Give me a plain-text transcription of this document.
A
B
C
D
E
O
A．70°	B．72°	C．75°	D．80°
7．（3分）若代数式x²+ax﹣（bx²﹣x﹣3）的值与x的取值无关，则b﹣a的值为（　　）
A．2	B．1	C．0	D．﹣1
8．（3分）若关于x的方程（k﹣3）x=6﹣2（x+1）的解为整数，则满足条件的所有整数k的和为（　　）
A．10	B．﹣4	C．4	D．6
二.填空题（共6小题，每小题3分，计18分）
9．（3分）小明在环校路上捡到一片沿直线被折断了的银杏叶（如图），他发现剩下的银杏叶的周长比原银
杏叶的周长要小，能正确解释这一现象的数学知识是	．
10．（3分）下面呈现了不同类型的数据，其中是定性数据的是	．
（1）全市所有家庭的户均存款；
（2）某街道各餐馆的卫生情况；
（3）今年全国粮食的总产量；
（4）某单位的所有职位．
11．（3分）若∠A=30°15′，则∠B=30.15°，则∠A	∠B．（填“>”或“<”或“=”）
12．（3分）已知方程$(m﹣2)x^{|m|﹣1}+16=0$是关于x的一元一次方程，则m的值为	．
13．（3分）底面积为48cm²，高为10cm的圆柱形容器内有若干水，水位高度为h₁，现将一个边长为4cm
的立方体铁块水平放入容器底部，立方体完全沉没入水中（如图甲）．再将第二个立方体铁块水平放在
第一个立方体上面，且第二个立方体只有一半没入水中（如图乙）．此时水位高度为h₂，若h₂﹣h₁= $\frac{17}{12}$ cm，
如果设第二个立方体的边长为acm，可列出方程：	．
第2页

◆ Task prompt: Repeat the listing in full, keeping every line exactly as it is.

◆ Answer for the task:
Give me a plain-text transcription of this document.
A
B
C
D
E
O
A．70°	B．72°	C．75°	D．80°
7．（3分）若代数式x²+ax﹣（bx²﹣x﹣3）的值与x的取值无关，则b﹣a的值为（　　）
A．2	B．1	C．0	D．﹣1
8．（3分）若关于x的方程（k﹣3）x=6﹣2（x+1）的解为整数，则满足条件的所有整数k的和为（　　）
A．10	B．﹣4	C．4	D．6
二.填空题（共6小题，每小题3分，计18分）
9．（3分）小明在环校路上捡到一片沿直线被折断了的银杏叶（如图），他发现剩下的银杏叶的周长比原银
杏叶的周长要小，能正确解释这一现象的数学知识是	．
10．（3分）下面呈现了不同类型的数据，其中是定性数据的是	．
（1）全市所有家庭的户均存款；
（2）某街道各餐馆的卫生情况；
（3）今年全国粮食的总产量；
（4）某单位的所有职位．
11．（3分）若∠A=30°15′，则∠B=30.15°，则∠A	∠B．（填“>”或“<”或“=”）
12．（3分）已知方程$(m﹣2)x^{|m|﹣1}+16=0$是关于x的一元一次方程，则m的值为	．
13．（3分）底面积为48cm²，高为10cm的圆柱形容器内有若干水，水位高度为h₁，现将一个边长为4cm
的立方体铁块水平放入容器底部，立方体完全沉没入水中（如图甲）．再将第二个立方体铁块水平放在
第一个立方体上面，且第二个立方体只有一半没入水中（如图乙）．此时水位高度为h₂，若h₂﹣h₁= $\frac{17}{12}$ cm，
如果设第二个立方体的边长为acm，可列出方程：	．
第2页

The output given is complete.